• TASK DETAILS: In the entries below, find every line holding the string "anomaly" and collect it.

• RECORDS SUPPLIED:
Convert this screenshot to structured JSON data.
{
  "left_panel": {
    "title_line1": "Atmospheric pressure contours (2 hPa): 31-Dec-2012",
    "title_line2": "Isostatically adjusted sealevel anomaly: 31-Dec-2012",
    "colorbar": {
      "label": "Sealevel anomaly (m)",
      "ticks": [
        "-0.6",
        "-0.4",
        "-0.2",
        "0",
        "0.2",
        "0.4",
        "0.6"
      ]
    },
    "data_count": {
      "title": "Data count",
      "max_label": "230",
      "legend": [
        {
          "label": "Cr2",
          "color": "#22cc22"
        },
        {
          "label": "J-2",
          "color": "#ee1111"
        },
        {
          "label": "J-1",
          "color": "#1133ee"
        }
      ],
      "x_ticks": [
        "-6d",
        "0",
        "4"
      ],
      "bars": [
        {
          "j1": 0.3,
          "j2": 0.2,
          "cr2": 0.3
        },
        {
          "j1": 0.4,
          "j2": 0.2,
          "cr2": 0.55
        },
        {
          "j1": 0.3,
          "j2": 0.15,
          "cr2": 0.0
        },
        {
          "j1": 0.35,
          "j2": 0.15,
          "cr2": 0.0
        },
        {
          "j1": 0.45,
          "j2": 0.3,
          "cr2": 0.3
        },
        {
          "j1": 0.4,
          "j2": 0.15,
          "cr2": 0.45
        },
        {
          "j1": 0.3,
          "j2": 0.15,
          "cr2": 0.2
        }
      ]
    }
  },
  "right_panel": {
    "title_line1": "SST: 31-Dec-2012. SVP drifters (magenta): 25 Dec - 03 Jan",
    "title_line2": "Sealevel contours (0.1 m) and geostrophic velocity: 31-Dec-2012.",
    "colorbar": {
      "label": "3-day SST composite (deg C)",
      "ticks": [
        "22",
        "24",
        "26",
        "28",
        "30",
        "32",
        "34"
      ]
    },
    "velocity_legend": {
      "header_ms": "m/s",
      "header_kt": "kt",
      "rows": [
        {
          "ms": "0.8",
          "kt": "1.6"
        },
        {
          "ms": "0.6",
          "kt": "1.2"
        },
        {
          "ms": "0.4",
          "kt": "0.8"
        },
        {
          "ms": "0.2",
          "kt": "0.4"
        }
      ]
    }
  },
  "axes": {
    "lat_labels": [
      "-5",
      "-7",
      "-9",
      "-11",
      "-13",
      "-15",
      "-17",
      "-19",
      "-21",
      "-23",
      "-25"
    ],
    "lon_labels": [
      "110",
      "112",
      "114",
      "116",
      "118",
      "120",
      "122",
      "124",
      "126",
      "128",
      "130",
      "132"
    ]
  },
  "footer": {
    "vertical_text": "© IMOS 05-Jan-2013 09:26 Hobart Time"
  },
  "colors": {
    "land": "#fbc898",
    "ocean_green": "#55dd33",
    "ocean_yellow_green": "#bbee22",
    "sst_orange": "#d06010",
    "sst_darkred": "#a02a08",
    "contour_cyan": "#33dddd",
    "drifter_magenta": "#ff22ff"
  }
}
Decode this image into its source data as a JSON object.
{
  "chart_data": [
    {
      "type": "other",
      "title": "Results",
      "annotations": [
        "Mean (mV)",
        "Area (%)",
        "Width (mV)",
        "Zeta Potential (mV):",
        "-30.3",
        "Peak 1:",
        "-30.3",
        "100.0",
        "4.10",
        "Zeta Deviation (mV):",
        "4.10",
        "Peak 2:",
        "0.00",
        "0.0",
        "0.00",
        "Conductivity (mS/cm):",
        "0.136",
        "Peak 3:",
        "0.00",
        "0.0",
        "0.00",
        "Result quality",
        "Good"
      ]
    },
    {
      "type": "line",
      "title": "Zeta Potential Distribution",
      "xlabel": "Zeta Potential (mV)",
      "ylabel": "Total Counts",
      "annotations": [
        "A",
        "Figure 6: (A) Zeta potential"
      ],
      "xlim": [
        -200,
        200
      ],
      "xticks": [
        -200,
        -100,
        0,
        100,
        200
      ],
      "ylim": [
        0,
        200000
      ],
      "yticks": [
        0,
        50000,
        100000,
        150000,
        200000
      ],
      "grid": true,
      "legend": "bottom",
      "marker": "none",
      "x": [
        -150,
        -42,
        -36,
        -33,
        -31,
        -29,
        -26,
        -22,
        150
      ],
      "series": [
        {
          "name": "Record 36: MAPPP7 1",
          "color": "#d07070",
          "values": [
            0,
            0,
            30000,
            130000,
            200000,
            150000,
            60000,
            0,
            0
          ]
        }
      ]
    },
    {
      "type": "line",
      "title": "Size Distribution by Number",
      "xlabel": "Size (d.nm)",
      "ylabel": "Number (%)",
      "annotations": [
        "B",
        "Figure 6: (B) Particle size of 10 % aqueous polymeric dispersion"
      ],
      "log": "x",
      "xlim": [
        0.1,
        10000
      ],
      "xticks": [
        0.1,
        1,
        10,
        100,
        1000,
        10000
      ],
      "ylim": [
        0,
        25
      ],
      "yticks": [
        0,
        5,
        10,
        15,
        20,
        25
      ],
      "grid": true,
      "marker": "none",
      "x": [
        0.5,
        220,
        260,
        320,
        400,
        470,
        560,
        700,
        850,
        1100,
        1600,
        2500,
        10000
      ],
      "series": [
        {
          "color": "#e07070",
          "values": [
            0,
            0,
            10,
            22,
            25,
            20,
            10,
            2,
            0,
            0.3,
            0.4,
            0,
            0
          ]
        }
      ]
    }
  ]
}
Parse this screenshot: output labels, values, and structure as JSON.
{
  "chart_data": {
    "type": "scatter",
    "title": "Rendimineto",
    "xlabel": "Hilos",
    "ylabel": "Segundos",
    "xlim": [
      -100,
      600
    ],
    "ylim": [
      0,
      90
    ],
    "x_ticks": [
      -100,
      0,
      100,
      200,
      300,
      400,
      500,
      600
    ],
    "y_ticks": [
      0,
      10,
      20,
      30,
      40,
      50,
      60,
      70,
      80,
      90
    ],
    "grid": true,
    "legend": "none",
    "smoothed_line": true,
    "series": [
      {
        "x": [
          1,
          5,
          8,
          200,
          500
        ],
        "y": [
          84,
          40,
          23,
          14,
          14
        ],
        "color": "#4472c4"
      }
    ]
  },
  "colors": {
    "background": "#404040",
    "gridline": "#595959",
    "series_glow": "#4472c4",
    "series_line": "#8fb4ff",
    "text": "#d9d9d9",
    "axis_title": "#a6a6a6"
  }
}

• WRITTEN RESPONSE:
    "title_line2": "Isostatically adjusted sealevel anomaly: 31-Dec-2012",
      "label": "Sealevel anomaly (m)",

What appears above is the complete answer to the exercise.